-------- Given data --------

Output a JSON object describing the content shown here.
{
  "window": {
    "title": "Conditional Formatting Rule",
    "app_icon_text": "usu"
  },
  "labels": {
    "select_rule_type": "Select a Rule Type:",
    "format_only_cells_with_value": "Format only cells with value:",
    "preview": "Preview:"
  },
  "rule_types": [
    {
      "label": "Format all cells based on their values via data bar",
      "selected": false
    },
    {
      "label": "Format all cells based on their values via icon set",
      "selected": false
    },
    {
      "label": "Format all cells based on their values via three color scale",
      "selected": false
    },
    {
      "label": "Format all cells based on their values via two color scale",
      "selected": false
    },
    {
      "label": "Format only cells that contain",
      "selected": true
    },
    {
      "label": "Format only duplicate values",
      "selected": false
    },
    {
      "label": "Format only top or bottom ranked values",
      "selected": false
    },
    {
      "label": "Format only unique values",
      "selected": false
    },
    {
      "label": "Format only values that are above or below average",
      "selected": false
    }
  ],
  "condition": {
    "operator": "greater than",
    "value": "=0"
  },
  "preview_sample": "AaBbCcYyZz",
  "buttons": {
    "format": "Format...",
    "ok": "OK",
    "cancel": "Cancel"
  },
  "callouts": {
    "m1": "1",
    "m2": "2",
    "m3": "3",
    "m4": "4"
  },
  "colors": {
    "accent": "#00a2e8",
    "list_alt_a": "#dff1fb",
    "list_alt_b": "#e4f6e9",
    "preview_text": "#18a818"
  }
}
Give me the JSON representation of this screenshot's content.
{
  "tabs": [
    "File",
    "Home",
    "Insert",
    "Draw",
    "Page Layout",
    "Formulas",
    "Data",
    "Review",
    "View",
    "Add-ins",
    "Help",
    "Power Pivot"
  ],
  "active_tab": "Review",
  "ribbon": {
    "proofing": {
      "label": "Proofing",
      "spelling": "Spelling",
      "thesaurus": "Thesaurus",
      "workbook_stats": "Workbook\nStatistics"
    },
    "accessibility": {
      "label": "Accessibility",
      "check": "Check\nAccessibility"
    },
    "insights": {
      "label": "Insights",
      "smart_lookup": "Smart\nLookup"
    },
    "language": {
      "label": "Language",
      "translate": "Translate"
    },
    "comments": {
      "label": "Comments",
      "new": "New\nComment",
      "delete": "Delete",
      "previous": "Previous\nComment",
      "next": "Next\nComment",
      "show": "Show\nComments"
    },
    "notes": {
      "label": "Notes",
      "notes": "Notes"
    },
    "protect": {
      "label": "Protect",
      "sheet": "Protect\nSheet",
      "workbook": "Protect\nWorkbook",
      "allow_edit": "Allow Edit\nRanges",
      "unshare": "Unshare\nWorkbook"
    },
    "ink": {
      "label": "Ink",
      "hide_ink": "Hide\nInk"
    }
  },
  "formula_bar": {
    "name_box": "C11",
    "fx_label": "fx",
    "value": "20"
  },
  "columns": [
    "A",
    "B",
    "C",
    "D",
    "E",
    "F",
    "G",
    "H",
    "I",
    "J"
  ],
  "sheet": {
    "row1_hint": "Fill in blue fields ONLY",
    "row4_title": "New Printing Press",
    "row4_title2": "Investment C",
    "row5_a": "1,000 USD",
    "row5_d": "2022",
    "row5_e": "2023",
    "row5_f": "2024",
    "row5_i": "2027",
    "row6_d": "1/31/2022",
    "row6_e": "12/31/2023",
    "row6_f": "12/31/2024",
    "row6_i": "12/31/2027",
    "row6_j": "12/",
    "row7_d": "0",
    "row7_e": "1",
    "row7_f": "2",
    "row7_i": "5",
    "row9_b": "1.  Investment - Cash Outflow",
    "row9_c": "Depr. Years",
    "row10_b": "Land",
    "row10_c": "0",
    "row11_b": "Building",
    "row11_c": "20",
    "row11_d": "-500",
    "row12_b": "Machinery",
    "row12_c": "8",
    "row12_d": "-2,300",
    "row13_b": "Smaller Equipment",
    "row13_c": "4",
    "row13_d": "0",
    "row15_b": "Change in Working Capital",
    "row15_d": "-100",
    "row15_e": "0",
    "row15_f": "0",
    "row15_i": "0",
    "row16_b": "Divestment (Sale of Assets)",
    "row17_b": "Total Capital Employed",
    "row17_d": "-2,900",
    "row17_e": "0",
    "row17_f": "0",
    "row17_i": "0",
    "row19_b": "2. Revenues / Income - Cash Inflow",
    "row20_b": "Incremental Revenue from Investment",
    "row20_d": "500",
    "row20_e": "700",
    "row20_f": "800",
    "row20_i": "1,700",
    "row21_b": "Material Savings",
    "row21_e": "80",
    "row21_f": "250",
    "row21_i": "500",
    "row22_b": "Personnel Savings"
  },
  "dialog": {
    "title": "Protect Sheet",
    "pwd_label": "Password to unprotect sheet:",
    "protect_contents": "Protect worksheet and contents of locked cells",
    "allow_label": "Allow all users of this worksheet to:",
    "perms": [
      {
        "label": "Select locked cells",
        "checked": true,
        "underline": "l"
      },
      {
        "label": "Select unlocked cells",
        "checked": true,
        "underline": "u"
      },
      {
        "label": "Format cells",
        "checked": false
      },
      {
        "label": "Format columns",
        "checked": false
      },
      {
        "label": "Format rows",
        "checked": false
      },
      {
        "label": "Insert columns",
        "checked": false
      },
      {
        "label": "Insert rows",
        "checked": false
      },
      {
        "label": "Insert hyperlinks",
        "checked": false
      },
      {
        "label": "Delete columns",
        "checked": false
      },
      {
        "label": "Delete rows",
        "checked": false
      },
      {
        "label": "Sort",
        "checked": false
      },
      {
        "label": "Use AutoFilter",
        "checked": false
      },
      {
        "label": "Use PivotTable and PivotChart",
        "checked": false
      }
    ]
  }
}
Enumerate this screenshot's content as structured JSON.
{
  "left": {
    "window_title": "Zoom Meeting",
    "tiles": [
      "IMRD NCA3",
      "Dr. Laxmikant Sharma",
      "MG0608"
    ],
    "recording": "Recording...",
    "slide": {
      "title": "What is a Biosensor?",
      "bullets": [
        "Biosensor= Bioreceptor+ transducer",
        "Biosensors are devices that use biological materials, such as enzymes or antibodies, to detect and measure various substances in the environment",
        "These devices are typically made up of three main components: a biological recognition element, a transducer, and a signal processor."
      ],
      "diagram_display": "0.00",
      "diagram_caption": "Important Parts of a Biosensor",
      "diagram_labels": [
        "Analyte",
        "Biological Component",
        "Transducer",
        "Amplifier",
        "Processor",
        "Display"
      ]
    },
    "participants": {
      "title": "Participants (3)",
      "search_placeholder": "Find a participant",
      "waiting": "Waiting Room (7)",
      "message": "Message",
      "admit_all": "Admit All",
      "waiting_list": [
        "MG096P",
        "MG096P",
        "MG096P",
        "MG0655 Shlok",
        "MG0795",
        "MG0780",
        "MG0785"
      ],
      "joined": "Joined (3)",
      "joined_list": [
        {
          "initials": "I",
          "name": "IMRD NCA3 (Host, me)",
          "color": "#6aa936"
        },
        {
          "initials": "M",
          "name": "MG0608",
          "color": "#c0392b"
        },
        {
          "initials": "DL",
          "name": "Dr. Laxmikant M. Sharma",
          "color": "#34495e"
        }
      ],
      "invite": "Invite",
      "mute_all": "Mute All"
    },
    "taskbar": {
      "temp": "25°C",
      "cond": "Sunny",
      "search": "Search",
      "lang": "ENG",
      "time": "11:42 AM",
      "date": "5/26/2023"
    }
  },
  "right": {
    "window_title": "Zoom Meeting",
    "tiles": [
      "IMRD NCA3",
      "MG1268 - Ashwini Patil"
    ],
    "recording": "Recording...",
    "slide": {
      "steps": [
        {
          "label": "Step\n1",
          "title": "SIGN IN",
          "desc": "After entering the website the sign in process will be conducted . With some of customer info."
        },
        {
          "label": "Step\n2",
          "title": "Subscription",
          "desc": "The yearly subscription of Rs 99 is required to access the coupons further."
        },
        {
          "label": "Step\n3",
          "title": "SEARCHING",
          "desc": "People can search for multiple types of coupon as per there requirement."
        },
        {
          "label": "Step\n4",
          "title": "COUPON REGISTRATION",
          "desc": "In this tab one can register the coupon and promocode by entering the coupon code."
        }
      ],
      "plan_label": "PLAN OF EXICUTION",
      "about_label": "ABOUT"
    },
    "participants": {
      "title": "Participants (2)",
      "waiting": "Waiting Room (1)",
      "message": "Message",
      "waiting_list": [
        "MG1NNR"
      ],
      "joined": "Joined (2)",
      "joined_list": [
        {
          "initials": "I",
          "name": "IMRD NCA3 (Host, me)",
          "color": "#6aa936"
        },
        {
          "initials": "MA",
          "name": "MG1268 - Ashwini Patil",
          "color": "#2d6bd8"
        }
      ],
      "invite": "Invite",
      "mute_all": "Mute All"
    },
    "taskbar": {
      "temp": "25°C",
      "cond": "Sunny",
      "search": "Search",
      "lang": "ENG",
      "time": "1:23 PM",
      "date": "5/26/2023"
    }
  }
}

--------

- **Assignment**
What lines above mention "Patil"? Copy each one.

- **Answer to this task**
      "MG1268 - Ashwini Patil"
          "name": "MG1268 - Ashwini Patil",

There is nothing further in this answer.